Leave out the pictures and repeat everything else in the records exactly.

>> START RECORDS FOR THE TASK

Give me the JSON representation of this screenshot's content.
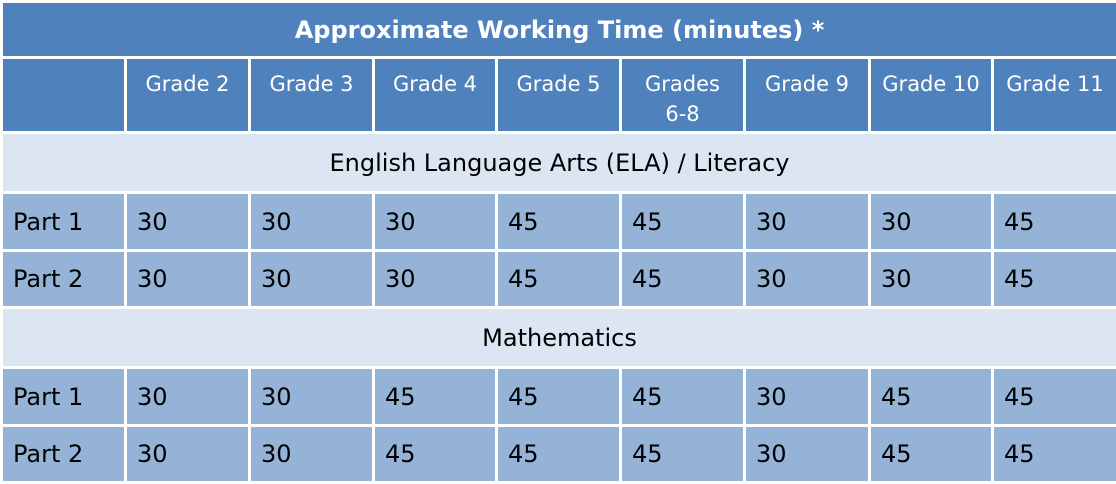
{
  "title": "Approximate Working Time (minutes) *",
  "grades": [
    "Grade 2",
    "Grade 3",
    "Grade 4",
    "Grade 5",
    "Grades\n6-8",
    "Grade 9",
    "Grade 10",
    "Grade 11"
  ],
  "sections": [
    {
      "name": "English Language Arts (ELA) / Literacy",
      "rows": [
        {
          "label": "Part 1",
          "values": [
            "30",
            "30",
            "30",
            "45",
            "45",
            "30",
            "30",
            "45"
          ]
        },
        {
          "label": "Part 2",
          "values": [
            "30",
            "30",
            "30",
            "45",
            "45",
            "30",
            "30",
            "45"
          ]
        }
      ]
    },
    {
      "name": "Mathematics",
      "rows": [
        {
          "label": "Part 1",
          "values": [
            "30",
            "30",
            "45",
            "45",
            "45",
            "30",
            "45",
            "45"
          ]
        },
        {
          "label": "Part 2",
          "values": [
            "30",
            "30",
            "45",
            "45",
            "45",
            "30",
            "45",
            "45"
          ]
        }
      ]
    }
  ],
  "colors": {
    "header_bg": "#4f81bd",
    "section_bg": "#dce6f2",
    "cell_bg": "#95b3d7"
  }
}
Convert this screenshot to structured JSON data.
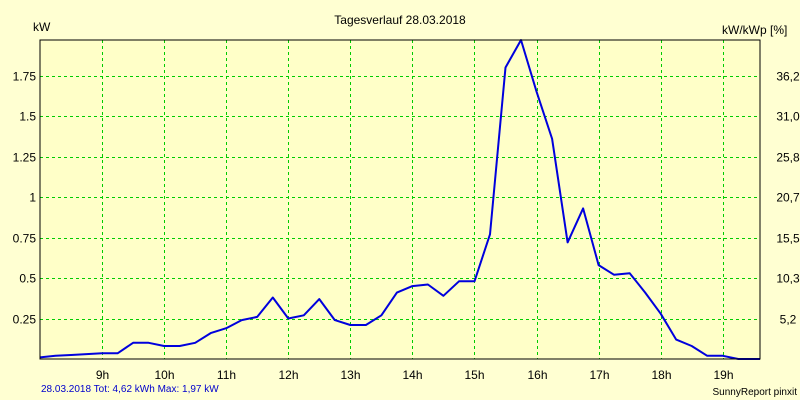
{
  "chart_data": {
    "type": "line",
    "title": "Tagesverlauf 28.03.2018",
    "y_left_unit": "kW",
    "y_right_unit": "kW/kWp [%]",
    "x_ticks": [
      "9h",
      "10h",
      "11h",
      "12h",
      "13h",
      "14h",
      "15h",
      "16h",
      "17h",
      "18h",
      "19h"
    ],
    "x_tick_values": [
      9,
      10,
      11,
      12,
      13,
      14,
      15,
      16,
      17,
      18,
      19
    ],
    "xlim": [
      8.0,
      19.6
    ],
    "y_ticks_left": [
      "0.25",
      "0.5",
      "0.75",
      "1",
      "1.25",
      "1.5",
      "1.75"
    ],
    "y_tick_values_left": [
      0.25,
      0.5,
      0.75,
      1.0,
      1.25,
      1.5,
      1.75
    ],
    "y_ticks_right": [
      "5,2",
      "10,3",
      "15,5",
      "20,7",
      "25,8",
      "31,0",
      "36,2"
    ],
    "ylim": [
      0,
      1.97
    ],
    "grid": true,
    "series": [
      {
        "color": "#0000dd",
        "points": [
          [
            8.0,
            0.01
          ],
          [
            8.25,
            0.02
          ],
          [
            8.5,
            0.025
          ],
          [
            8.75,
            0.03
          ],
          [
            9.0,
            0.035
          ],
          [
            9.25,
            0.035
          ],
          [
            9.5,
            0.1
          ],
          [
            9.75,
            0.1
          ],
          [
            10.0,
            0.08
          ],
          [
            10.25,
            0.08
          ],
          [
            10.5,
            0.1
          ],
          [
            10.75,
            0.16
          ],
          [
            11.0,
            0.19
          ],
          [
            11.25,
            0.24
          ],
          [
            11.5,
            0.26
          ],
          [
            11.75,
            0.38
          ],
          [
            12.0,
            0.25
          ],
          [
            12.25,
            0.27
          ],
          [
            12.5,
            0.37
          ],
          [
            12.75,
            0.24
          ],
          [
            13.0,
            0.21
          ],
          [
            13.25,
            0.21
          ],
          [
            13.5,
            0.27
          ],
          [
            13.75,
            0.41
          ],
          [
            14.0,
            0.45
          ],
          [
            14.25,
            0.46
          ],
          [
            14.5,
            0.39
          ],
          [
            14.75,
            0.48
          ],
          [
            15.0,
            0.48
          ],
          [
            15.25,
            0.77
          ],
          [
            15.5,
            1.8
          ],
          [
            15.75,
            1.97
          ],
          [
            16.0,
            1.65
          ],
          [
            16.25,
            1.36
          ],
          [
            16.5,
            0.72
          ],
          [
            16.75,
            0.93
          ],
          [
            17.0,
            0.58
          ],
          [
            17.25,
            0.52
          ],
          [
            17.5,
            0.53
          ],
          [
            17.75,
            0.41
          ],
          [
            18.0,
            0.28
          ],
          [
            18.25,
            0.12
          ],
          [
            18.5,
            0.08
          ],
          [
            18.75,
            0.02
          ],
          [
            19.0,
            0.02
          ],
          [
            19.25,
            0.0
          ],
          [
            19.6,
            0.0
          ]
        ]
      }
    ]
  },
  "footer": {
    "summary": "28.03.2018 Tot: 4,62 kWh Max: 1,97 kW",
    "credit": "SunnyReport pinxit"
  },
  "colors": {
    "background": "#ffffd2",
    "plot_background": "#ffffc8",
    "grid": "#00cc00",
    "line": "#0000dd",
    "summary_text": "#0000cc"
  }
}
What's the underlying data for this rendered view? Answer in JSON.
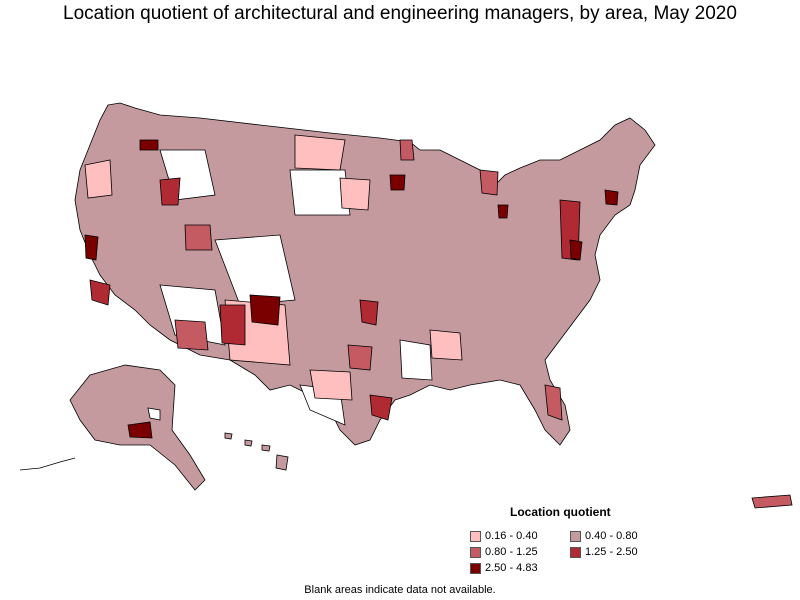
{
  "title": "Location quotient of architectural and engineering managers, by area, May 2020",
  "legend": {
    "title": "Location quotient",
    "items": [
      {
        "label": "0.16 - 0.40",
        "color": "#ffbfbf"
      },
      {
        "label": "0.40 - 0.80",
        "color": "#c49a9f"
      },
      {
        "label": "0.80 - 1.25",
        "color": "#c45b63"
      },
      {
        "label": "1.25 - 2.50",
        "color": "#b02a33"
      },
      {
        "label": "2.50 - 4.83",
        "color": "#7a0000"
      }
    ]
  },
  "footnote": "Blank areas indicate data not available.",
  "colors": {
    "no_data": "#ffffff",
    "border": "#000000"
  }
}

>> END RECORDS FOR THE TASK

### RESULT OF THIS EXERCISE
Give me the JSON representation of this screenshot's content.
{
  "title": "Approximate Working Time (minutes) *",
  "grades": [
    "Grade 2",
    "Grade 3",
    "Grade 4",
    "Grade 5",
    "Grades\n6-8",
    "Grade 9",
    "Grade 10",
    "Grade 11"
  ],
  "sections": [
    {
      "name": "English Language Arts (ELA) / Literacy",
      "rows": [
        {
          "label": "Part 1",
          "values": [
            "30",
            "30",
            "30",
            "45",
            "45",
            "30",
            "30",
            "45"
          ]
        },
        {
          "label": "Part 2",
          "values": [
            "30",
            "30",
            "30",
            "45",
            "45",
            "30",
            "30",
            "45"
          ]
        }
      ]
    },
    {
      "name": "Mathematics",
      "rows": [
        {
          "label": "Part 1",
          "values": [
            "30",
            "30",
            "45",
            "45",
            "45",
            "30",
            "45",
            "45"
          ]
        },
        {
          "label": "Part 2",
          "values": [
            "30",
            "30",
            "45",
            "45",
            "45",
            "30",
            "45",
            "45"
          ]
        }
      ]
    }
  ],
  "colors": {
    "header_bg": "#4f81bd",
    "section_bg": "#dce6f2",
    "cell_bg": "#95b3d7"
  }
}
Convert this screenshot to structured JSON data.
{
  "chart_data": {
    "type": "line",
    "title": "Tagesverlauf 28.03.2018",
    "y_left_unit": "kW",
    "y_right_unit": "kW/kWp [%]",
    "x_ticks": [
      "9h",
      "10h",
      "11h",
      "12h",
      "13h",
      "14h",
      "15h",
      "16h",
      "17h",
      "18h",
      "19h"
    ],
    "x_tick_values": [
      9,
      10,
      11,
      12,
      13,
      14,
      15,
      16,
      17,
      18,
      19
    ],
    "xlim": [
      8.0,
      19.6
    ],
    "y_ticks_left": [
      "0.25",
      "0.5",
      "0.75",
      "1",
      "1.25",
      "1.5",
      "1.75"
    ],
    "y_tick_values_left": [
      0.25,
      0.5,
      0.75,
      1.0,
      1.25,
      1.5,
      1.75
    ],
    "y_ticks_right": [
      "5,2",
      "10,3",
      "15,5",
      "20,7",
      "25,8",
      "31,0",
      "36,2"
    ],
    "ylim": [
      0,
      1.97
    ],
    "grid": true,
    "series": [
      {
        "color": "#0000dd",
        "points": [
          [
            8.0,
            0.01
          ],
          [
            8.25,
            0.02
          ],
          [
            8.5,
            0.025
          ],
          [
            8.75,
            0.03
          ],
          [
            9.0,
            0.035
          ],
          [
            9.25,
            0.035
          ],
          [
            9.5,
            0.1
          ],
          [
            9.75,
            0.1
          ],
          [
            10.0,
            0.08
          ],
          [
            10.25,
            0.08
          ],
          [
            10.5,
            0.1
          ],
          [
            10.75,
            0.16
          ],
          [
            11.0,
            0.19
          ],
          [
            11.25,
            0.24
          ],
          [
            11.5,
            0.26
          ],
          [
            11.75,
            0.38
          ],
          [
            12.0,
            0.25
          ],
          [
            12.25,
            0.27
          ],
          [
            12.5,
            0.37
          ],
          [
            12.75,
            0.24
          ],
          [
            13.0,
            0.21
          ],
          [
            13.25,
            0.21
          ],
          [
            13.5,
            0.27
          ],
          [
            13.75,
            0.41
          ],
          [
            14.0,
            0.45
          ],
          [
            14.25,
            0.46
          ],
          [
            14.5,
            0.39
          ],
          [
            14.75,
            0.48
          ],
          [
            15.0,
            0.48
          ],
          [
            15.25,
            0.77
          ],
          [
            15.5,
            1.8
          ],
          [
            15.75,
            1.97
          ],
          [
            16.0,
            1.65
          ],
          [
            16.25,
            1.36
          ],
          [
            16.5,
            0.72
          ],
          [
            16.75,
            0.93
          ],
          [
            17.0,
            0.58
          ],
          [
            17.25,
            0.52
          ],
          [
            17.5,
            0.53
          ],
          [
            17.75,
            0.41
          ],
          [
            18.0,
            0.28
          ],
          [
            18.25,
            0.12
          ],
          [
            18.5,
            0.08
          ],
          [
            18.75,
            0.02
          ],
          [
            19.0,
            0.02
          ],
          [
            19.25,
            0.0
          ],
          [
            19.6,
            0.0
          ]
        ]
      }
    ]
  },
  "footer": {
    "summary": "28.03.2018 Tot: 4,62 kWh Max: 1,97 kW",
    "credit": "SunnyReport pinxit"
  },
  "colors": {
    "background": "#ffffd2",
    "plot_background": "#ffffc8",
    "grid": "#00cc00",
    "line": "#0000dd",
    "summary_text": "#0000cc"
  }
}
What's the underlying data for this rendered view? Answer in JSON.
{
  "title": "Location quotient of architectural and engineering managers, by area, May 2020",
  "legend": {
    "title": "Location quotient",
    "items": [
      {
        "label": "0.16 - 0.40",
        "color": "#ffbfbf"
      },
      {
        "label": "0.40 - 0.80",
        "color": "#c49a9f"
      },
      {
        "label": "0.80 - 1.25",
        "color": "#c45b63"
      },
      {
        "label": "1.25 - 2.50",
        "color": "#b02a33"
      },
      {
        "label": "2.50 - 4.83",
        "color": "#7a0000"
      }
    ]
  },
  "footnote": "Blank areas indicate data not available.",
  "colors": {
    "no_data": "#ffffff",
    "border": "#000000"
  }
}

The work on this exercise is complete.